begin INPUT
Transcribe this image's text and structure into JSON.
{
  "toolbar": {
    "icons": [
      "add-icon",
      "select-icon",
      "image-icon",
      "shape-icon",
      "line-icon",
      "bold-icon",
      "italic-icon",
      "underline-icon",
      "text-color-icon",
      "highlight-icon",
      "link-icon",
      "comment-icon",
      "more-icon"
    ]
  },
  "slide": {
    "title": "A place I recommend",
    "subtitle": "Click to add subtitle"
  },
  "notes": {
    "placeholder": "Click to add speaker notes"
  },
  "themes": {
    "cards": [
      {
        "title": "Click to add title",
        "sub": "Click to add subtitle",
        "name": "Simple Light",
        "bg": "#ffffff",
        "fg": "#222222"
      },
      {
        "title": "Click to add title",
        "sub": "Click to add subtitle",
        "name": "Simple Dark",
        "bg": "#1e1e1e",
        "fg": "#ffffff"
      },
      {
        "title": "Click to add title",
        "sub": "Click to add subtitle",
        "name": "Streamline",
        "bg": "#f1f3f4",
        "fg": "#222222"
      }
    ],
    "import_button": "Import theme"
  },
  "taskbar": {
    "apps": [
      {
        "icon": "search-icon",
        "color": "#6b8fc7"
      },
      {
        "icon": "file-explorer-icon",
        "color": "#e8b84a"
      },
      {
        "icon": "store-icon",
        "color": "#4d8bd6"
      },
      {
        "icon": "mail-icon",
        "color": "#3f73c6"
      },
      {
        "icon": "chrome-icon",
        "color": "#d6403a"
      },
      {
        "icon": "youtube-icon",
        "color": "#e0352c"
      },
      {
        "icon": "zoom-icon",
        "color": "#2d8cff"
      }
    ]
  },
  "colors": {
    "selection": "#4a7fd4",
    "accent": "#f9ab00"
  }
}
end INPUT
**DIRECTIONS**: Quote the data in full, keeping each word unchanged.

**TASK SOLUTION**:
Transcribe this image's text and structure into JSON.
{
  "toolbar": {
    "icons": [
      "add-icon",
      "select-icon",
      "image-icon",
      "shape-icon",
      "line-icon",
      "bold-icon",
      "italic-icon",
      "underline-icon",
      "text-color-icon",
      "highlight-icon",
      "link-icon",
      "comment-icon",
      "more-icon"
    ]
  },
  "slide": {
    "title": "A place I recommend",
    "subtitle": "Click to add subtitle"
  },
  "notes": {
    "placeholder": "Click to add speaker notes"
  },
  "themes": {
    "cards": [
      {
        "title": "Click to add title",
        "sub": "Click to add subtitle",
        "name": "Simple Light",
        "bg": "#ffffff",
        "fg": "#222222"
      },
      {
        "title": "Click to add title",
        "sub": "Click to add subtitle",
        "name": "Simple Dark",
        "bg": "#1e1e1e",
        "fg": "#ffffff"
      },
      {
        "title": "Click to add title",
        "sub": "Click to add subtitle",
        "name": "Streamline",
        "bg": "#f1f3f4",
        "fg": "#222222"
      }
    ],
    "import_button": "Import theme"
  },
  "taskbar": {
    "apps": [
      {
        "icon": "search-icon",
        "color": "#6b8fc7"
      },
      {
        "icon": "file-explorer-icon",
        "color": "#e8b84a"
      },
      {
        "icon": "store-icon",
        "color": "#4d8bd6"
      },
      {
        "icon": "mail-icon",
        "color": "#3f73c6"
      },
      {
        "icon": "chrome-icon",
        "color": "#d6403a"
      },
      {
        "icon": "youtube-icon",
        "color": "#e0352c"
      },
      {
        "icon": "zoom-icon",
        "color": "#2d8cff"
      }
    ]
  },
  "colors": {
    "selection": "#4a7fd4",
    "accent": "#f9ab00"
  }
}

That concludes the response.